## Given exercise A
List every person named in the passage about Westphal's scientific work.
## Given exercise B
Carry on the passage about Westphal's scientific work from where it ends.

He worked with Murray to develop thermal-infrared systems for use at a variety of telescopes including the venerable 152-centimeter (60-inch) reflector at Mount Wilson. Although he was generally aware of how these different projects were funded, knowing that there were in effect unlimited resources available, he preferred to work frugally and creatively, employing his knowledge and expertise gathered from his amateur days and scrounging in the field. Westphal contributed to a wide variety of projects and programs ranging from monitoring volcanic activity and glacial ice flows to building special aquaria for sustained and systematic studies of deep-sea life for the paleoecologist Heinz Lowenstam, who used isotope chemistry to understand the environmental conditions under which shellfish thrived or starved. This was of critical interest to Lowenstam’s Office of Naval Research (ONR) sponsors, who hoped to find ways to keep their deep-sea operations free from fouling, or incrustation. Westphal worked for Lowenstam quarter-time for many years, helping devise both a means of capturing deep-sea life, using the bathysphere Trieste to bring samples back to the laboratory, and high-pressure aquaria for extended studies.

## Data extract
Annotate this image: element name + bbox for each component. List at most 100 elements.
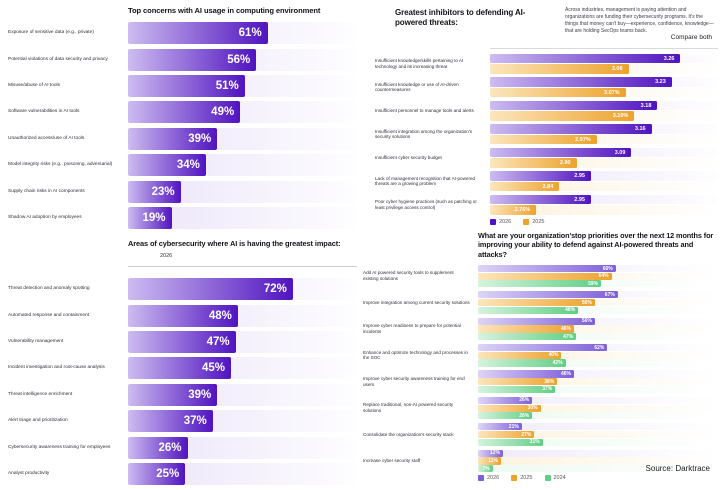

## Exercise response A
Murray, Westphal, Heinz Lowenstam

## Exercise response B
But his major contributions came in the field of astronomy, where he became both a source and a conduit for new infrared detector technologies and electronic imaging techniques, performing the latter function partly through contact with classified navy programs at the Naval Ordnance Test Station (NOTS) at Inyokern, and partly developing detector systems in his own laboratory on campus. His first association with NOTS in the early 1960s, working with Murray, was to design a mechanical interface for NOTS detectors that they could use on telescopes. As he recalled, the NOTS people were anxious for a critical evaluation of this technology, and so told Westphal that “We could stick it on a telescope and see what happens, without telling you what is in it, or how it works, or anything about it, because it is still classified” (1982a, p. 76). This kind of relationship continued for some time, but eventually Westphal began experimenting with new designs adapted from television technologies.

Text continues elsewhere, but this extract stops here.